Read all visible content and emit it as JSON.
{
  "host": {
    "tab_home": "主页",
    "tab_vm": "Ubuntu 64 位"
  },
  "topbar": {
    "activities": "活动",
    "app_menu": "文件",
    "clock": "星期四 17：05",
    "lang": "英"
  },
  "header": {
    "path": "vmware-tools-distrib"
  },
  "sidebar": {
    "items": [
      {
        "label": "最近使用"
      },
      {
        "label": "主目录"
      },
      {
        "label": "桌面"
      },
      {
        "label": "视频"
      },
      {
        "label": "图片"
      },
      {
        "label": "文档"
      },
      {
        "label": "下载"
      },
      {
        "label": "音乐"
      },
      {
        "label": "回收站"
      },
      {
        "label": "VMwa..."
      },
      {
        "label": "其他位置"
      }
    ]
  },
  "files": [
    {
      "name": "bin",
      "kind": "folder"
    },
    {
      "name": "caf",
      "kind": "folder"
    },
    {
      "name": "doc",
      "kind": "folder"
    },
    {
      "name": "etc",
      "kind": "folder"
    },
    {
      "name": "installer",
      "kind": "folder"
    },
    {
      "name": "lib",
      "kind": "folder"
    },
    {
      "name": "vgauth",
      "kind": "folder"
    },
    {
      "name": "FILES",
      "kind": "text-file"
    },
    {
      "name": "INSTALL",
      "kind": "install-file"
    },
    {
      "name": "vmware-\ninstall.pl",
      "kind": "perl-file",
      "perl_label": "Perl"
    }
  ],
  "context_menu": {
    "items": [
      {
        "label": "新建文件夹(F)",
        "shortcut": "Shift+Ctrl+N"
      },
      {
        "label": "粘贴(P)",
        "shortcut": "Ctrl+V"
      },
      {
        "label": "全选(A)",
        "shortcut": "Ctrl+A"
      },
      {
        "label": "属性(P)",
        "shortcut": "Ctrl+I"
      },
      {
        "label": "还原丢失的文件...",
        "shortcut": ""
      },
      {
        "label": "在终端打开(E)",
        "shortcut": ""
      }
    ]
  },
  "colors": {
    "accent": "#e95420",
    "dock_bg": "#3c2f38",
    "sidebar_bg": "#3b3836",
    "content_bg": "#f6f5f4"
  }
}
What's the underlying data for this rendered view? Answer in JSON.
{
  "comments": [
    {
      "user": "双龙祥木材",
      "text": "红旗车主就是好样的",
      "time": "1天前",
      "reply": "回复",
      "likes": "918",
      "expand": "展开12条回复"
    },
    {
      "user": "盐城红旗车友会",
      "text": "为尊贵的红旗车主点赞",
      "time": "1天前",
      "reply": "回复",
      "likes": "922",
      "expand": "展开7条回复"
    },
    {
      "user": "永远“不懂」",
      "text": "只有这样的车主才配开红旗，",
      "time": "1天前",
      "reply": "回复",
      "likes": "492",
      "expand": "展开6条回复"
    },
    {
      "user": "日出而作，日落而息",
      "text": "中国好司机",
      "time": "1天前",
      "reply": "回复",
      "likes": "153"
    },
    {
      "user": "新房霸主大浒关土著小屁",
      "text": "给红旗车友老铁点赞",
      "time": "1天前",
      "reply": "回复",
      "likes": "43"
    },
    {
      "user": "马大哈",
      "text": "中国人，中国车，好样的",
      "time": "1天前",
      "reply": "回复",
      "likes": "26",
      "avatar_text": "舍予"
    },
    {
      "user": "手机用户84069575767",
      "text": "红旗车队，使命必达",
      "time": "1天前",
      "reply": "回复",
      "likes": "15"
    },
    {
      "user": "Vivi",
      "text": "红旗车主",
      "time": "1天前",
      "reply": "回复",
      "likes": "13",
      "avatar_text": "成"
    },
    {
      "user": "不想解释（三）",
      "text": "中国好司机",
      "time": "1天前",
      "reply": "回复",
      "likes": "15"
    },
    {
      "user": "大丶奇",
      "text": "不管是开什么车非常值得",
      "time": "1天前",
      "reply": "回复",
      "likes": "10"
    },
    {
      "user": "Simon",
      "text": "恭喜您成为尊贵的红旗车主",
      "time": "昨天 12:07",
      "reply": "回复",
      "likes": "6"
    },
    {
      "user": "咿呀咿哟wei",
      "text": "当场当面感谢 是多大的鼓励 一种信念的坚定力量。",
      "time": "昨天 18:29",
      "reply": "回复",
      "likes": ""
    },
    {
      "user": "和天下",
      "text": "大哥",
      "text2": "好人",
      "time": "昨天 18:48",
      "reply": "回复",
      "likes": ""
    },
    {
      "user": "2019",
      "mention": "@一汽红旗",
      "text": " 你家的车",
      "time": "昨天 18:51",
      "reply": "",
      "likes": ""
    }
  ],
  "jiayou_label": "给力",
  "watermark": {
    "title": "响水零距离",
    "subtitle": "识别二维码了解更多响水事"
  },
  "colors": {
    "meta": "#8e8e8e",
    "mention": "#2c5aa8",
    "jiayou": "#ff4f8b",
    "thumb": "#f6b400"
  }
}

Aim ▸ Pick out every line holding the string "shortcut" and return it.

Answer in full ▸
        "shortcut": "Shift+Ctrl+N"
        "shortcut": "Ctrl+V"
        "shortcut": "Ctrl+A"
        "shortcut": "Ctrl+I"
        "shortcut": ""
        "shortcut": ""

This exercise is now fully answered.